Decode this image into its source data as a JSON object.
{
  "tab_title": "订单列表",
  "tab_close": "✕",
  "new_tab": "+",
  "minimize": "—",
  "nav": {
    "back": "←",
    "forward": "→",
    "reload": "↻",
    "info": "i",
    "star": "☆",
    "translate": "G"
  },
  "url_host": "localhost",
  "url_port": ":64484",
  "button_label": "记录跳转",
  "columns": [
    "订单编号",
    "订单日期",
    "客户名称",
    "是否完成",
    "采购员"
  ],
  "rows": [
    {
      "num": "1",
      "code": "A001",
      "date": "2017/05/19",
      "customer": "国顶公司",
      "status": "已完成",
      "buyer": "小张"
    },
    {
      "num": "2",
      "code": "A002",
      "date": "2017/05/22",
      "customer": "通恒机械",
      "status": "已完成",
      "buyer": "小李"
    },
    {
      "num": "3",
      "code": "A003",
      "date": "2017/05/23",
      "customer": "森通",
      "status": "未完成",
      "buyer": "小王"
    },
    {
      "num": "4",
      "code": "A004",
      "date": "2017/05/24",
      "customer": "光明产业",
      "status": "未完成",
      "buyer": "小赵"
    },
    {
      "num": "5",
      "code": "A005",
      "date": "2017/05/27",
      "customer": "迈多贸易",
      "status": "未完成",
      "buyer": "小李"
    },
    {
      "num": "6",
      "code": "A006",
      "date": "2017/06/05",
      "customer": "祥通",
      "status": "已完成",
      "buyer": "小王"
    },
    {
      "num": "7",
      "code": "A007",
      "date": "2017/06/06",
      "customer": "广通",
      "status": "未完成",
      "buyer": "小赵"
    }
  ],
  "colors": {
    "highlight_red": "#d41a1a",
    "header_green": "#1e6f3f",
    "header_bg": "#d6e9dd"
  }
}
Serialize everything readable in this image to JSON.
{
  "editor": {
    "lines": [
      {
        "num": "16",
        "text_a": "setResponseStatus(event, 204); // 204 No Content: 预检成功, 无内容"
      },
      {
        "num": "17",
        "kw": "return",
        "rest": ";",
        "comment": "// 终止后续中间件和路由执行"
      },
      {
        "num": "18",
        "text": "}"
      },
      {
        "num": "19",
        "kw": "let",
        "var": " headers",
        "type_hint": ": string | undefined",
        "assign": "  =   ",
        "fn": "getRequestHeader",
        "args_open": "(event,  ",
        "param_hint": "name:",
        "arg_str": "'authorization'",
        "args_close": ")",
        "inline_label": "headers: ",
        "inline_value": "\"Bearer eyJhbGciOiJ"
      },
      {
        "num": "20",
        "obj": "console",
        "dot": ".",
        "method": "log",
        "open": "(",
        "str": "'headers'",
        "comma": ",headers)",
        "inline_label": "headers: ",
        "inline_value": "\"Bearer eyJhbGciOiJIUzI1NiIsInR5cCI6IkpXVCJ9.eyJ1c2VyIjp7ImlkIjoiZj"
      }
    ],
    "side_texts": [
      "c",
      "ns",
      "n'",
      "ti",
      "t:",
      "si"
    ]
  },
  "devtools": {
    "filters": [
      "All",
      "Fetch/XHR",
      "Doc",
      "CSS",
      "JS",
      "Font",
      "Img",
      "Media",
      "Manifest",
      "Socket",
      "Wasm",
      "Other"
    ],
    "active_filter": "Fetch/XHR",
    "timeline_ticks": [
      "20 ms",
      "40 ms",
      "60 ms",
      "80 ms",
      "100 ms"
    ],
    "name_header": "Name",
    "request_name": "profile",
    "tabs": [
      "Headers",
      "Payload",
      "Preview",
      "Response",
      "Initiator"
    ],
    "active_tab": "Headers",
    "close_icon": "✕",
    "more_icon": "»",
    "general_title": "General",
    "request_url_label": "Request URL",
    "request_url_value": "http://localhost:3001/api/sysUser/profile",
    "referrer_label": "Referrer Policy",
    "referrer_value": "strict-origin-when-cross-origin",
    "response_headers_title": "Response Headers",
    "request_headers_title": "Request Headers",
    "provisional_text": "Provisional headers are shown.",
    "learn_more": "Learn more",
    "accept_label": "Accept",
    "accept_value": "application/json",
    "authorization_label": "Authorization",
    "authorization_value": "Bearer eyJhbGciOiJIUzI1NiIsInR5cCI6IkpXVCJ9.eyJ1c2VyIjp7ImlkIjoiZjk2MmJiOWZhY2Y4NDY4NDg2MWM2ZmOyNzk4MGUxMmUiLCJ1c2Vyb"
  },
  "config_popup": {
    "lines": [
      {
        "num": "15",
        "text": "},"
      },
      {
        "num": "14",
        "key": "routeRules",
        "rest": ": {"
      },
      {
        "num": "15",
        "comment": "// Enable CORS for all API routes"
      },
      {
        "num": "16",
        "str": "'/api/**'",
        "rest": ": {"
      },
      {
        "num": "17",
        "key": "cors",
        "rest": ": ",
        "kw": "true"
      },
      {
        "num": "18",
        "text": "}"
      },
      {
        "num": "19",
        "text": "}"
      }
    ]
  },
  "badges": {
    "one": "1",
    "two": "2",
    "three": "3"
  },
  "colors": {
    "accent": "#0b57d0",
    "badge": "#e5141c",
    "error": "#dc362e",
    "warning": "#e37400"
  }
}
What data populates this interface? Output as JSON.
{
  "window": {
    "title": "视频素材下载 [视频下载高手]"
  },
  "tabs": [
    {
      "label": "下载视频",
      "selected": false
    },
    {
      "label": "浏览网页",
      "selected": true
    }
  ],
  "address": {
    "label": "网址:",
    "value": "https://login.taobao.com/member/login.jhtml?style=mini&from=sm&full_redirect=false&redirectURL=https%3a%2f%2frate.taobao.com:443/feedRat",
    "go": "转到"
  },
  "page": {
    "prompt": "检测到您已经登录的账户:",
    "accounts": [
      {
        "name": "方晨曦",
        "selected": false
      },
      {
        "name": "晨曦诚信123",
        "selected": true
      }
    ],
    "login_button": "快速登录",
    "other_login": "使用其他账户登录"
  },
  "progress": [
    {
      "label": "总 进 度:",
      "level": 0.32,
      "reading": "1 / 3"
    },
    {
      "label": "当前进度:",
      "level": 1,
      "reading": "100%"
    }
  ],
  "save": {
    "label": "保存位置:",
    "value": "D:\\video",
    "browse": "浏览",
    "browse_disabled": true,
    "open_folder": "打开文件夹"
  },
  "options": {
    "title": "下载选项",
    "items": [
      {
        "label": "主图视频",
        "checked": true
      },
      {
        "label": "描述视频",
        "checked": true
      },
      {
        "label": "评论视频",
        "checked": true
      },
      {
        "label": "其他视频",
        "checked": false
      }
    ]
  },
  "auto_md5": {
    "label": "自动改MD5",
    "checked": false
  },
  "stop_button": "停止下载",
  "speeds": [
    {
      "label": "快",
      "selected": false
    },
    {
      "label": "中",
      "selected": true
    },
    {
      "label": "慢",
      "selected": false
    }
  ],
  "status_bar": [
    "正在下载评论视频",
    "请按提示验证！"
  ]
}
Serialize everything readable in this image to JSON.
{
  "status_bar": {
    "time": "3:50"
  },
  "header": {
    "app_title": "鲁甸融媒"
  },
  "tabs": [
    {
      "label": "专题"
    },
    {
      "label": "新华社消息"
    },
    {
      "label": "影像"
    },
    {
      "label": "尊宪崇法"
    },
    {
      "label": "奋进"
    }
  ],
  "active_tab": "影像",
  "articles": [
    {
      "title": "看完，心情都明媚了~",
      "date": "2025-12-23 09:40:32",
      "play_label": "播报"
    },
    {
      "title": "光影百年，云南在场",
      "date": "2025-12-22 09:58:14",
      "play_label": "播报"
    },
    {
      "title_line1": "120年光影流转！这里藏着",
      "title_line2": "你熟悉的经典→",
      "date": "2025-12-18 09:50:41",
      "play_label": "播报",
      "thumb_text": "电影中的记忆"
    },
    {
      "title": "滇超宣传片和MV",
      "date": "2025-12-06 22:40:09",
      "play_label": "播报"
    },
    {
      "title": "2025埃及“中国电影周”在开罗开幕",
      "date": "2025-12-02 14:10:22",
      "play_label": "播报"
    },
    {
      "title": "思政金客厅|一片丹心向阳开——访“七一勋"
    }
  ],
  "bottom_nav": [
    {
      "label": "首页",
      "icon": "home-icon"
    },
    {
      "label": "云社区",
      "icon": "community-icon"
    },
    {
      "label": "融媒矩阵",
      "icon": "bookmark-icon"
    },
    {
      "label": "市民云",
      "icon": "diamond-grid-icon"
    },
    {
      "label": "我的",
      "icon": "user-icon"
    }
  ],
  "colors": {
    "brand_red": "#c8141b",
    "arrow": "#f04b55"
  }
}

+-------+

## GIVEN REQUEST:
Lines from the records above that hold "customer" are the ones to list.

## TASK RESULT:
      "customer": "国顶公司",
      "customer": "通恒机械",
      "customer": "森通",
      "customer": "光明产业",
      "customer": "迈多贸易",
      "customer": "祥通",
      "customer": "广通",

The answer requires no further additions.